Written instruction: Find the lines of data that contain the string "明确责任", then list them.

(Data records)
━━━━━━━━━━

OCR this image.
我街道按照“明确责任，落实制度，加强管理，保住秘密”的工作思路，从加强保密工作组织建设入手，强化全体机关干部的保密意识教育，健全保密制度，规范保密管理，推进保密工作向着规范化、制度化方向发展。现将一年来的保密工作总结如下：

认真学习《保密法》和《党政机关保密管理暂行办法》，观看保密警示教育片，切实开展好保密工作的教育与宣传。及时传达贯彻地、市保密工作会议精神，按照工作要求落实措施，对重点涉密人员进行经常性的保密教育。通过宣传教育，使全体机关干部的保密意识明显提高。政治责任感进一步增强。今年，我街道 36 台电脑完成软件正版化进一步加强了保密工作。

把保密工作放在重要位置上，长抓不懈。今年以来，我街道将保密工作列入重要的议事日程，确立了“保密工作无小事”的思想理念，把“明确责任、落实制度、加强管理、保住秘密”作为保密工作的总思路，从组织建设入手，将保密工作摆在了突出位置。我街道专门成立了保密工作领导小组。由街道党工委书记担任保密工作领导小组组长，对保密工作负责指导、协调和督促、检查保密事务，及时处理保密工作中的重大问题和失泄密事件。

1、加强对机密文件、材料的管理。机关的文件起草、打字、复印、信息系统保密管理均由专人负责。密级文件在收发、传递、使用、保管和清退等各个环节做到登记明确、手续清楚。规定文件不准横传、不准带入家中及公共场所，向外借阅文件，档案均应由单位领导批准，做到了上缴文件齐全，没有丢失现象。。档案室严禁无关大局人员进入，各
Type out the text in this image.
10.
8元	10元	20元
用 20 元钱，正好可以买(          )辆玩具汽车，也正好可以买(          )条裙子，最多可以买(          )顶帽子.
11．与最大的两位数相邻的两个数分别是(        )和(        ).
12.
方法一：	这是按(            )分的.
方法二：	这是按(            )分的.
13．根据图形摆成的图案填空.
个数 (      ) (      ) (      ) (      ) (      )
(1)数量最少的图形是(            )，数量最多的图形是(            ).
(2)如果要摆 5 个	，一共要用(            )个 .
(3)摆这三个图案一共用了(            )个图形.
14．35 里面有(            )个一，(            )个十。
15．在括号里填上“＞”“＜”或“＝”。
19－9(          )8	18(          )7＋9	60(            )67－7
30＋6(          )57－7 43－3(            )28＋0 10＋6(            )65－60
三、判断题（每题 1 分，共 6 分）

━━━━━━━━━━

Answer:
我街道按照“明确责任，落实制度，加强管理，保住秘密”的工作思路，从加强保密工作组织建设入手，强化全体机关干部的保密意识教育，健全保密制度，规范保密管理，推进保密工作向着规范化、制度化方向发展。现将一年来的保密工作总结如下：
把保密工作放在重要位置上，长抓不懈。今年以来，我街道将保密工作列入重要的议事日程，确立了“保密工作无小事”的思想理念，把“明确责任、落实制度、加强管理、保住秘密”作为保密工作的总思路，从组织建设入手，将保密工作摆在了突出位置。我街道专门成立了保密工作领导小组。由街道党工委书记担任保密工作领导小组组长，对保密工作负责指导、协调和督促、检查保密事务，及时处理保密工作中的重大问题和失泄密事件。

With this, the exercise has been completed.